▸ Rows
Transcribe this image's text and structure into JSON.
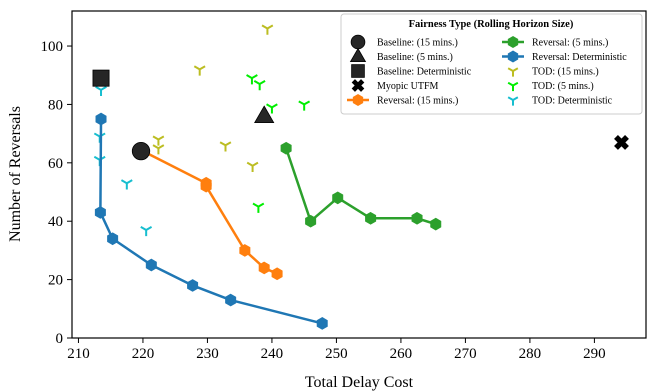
{
  "chart_data": {
    "type": "scatter",
    "xlabel": "Total Delay Cost",
    "ylabel": "Number of Reversals",
    "xlim": [
      209,
      298
    ],
    "ylim": [
      0,
      112
    ],
    "xticks": [
      210,
      220,
      230,
      240,
      250,
      260,
      270,
      280,
      290
    ],
    "yticks": [
      0,
      20,
      40,
      60,
      80,
      100
    ],
    "grid": false,
    "legend": {
      "title": "Fairness Type (Rolling Horizon Size)",
      "placement": "top-right",
      "columns": 2
    },
    "series": [
      {
        "name": "Baseline: (15 mins.)",
        "marker": "circle",
        "color": "#262626",
        "line": false,
        "points": [
          [
            219.7,
            64
          ]
        ]
      },
      {
        "name": "Baseline: (5 mins.)",
        "marker": "triangle",
        "color": "#262626",
        "line": false,
        "points": [
          [
            238.8,
            76
          ]
        ]
      },
      {
        "name": "Baseline: Deterministic",
        "marker": "square",
        "color": "#262626",
        "line": false,
        "points": [
          [
            213.5,
            89
          ]
        ]
      },
      {
        "name": "Myopic UTFM",
        "marker": "x",
        "color": "#000000",
        "line": false,
        "points": [
          [
            294.2,
            67
          ]
        ]
      },
      {
        "name": "Reversal: (15 mins.)",
        "marker": "hexagon",
        "color": "#ff7f0e",
        "line": true,
        "points": [
          [
            220,
            64
          ],
          [
            229.8,
            53
          ],
          [
            229.8,
            52
          ],
          [
            235.8,
            30
          ],
          [
            238.8,
            24
          ],
          [
            240.8,
            22
          ]
        ]
      },
      {
        "name": "Reversal: (5 mins.)",
        "marker": "hexagon",
        "color": "#2ca02c",
        "line": true,
        "points": [
          [
            242.2,
            65
          ],
          [
            246,
            40
          ],
          [
            250.2,
            48
          ],
          [
            255.3,
            41
          ],
          [
            262.5,
            41
          ],
          [
            265.4,
            39
          ]
        ]
      },
      {
        "name": "Reversal: Deterministic",
        "marker": "hexagon",
        "color": "#1f77b4",
        "line": true,
        "points": [
          [
            213.5,
            75
          ],
          [
            213.4,
            43
          ],
          [
            215.3,
            34
          ],
          [
            221.3,
            25
          ],
          [
            227.7,
            18
          ],
          [
            233.6,
            13
          ],
          [
            247.8,
            5
          ]
        ]
      },
      {
        "name": "TOD: (15 mins.)",
        "marker": "tri_down",
        "color": "#bcbd22",
        "line": false,
        "points": [
          [
            228.8,
            92
          ],
          [
            239.3,
            106
          ],
          [
            222.4,
            68
          ],
          [
            222.4,
            65
          ],
          [
            232.8,
            66
          ],
          [
            237,
            59
          ]
        ]
      },
      {
        "name": "TOD: (5 mins.)",
        "marker": "tri_down",
        "color": "#00ee00",
        "line": false,
        "points": [
          [
            236.9,
            89
          ],
          [
            238.1,
            87
          ],
          [
            240,
            79
          ],
          [
            245,
            80
          ],
          [
            237.9,
            45
          ]
        ]
      },
      {
        "name": "TOD: Deterministic",
        "marker": "tri_down",
        "color": "#17becf",
        "line": false,
        "points": [
          [
            213.5,
            89
          ],
          [
            213.5,
            85
          ],
          [
            213.3,
            69
          ],
          [
            213.3,
            61
          ],
          [
            217.5,
            53
          ],
          [
            220.5,
            37
          ]
        ]
      }
    ]
  }
}
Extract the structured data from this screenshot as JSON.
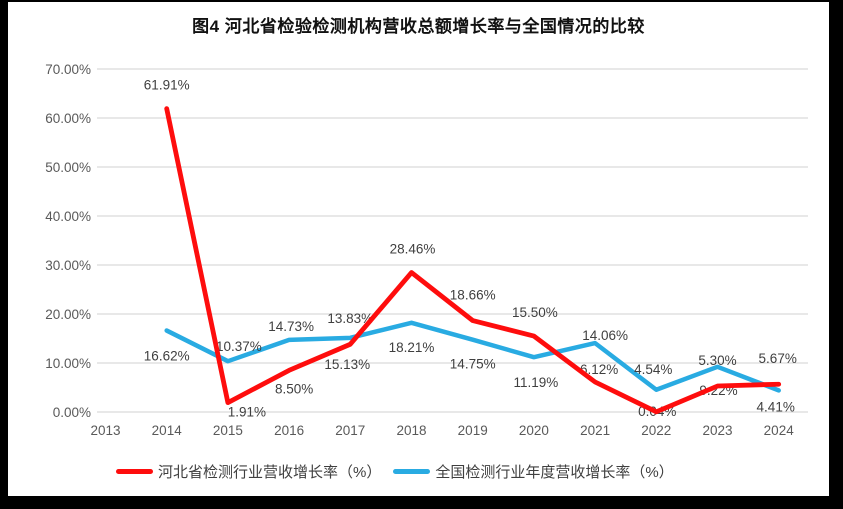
{
  "title": "图4 河北省检验检测机构营收总额增长率与全国情况的比较",
  "chart_data": {
    "type": "line",
    "x": [
      "2013",
      "2014",
      "2015",
      "2016",
      "2017",
      "2018",
      "2019",
      "2020",
      "2021",
      "2022",
      "2023",
      "2024"
    ],
    "y_ticks": [
      "0.00%",
      "10.00%",
      "20.00%",
      "30.00%",
      "40.00%",
      "50.00%",
      "60.00%",
      "70.00%"
    ],
    "ylim": [
      0,
      70
    ],
    "grid": true,
    "grid_color": "#d9d9d9",
    "tick_color": "#595959",
    "label_color": "#3f3f3f",
    "legend_position": "bottom",
    "series": [
      {
        "name": "河北省检测行业营收增长率（%）",
        "color": "#fe0d0d",
        "start_index": 1,
        "values": [
          61.91,
          1.91,
          8.5,
          13.83,
          28.46,
          18.66,
          15.5,
          6.12,
          0.04,
          5.3,
          5.67
        ],
        "labels": [
          "61.91%",
          "1.91%",
          "8.50%",
          "13.83%",
          "28.46%",
          "18.66%",
          "15.50%",
          "6.12%",
          "0.04%",
          "5.30%",
          "5.67%"
        ],
        "label_offsets": [
          [
            0,
            -24
          ],
          [
            19,
            9
          ],
          [
            5,
            18
          ],
          [
            0,
            -26
          ],
          [
            1,
            -24
          ],
          [
            0,
            -26
          ],
          [
            1,
            -24
          ],
          [
            4,
            -13
          ],
          [
            1,
            -1
          ],
          [
            0,
            -26
          ],
          [
            -1,
            -26
          ]
        ]
      },
      {
        "name": "全国检测行业年度营收增长率（%）",
        "color": "#29abe2",
        "start_index": 1,
        "values": [
          16.62,
          10.37,
          14.73,
          15.13,
          18.21,
          14.75,
          11.19,
          14.06,
          4.54,
          9.22,
          4.41
        ],
        "labels": [
          "16.62%",
          "10.37%",
          "14.73%",
          "15.13%",
          "18.21%",
          "14.75%",
          "11.19%",
          "14.06%",
          "4.54%",
          "9.22%",
          "4.41%"
        ],
        "label_offsets": [
          [
            0,
            25
          ],
          [
            11,
            -15
          ],
          [
            2,
            -14
          ],
          [
            -3,
            26
          ],
          [
            0,
            24
          ],
          [
            0,
            24
          ],
          [
            2,
            25
          ],
          [
            10,
            -8
          ],
          [
            -3,
            -21
          ],
          [
            1,
            23
          ],
          [
            -3,
            16
          ]
        ]
      }
    ]
  },
  "legend": {
    "items": [
      {
        "label": "河北省检测行业营收增长率（%）",
        "color": "#fe0d0d"
      },
      {
        "label": "全国检测行业年度营收增长率（%）",
        "color": "#29abe2"
      }
    ]
  }
}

▸ Exercise
Report the number of lines holding the string "this", without any other words.

▸ Written solution
2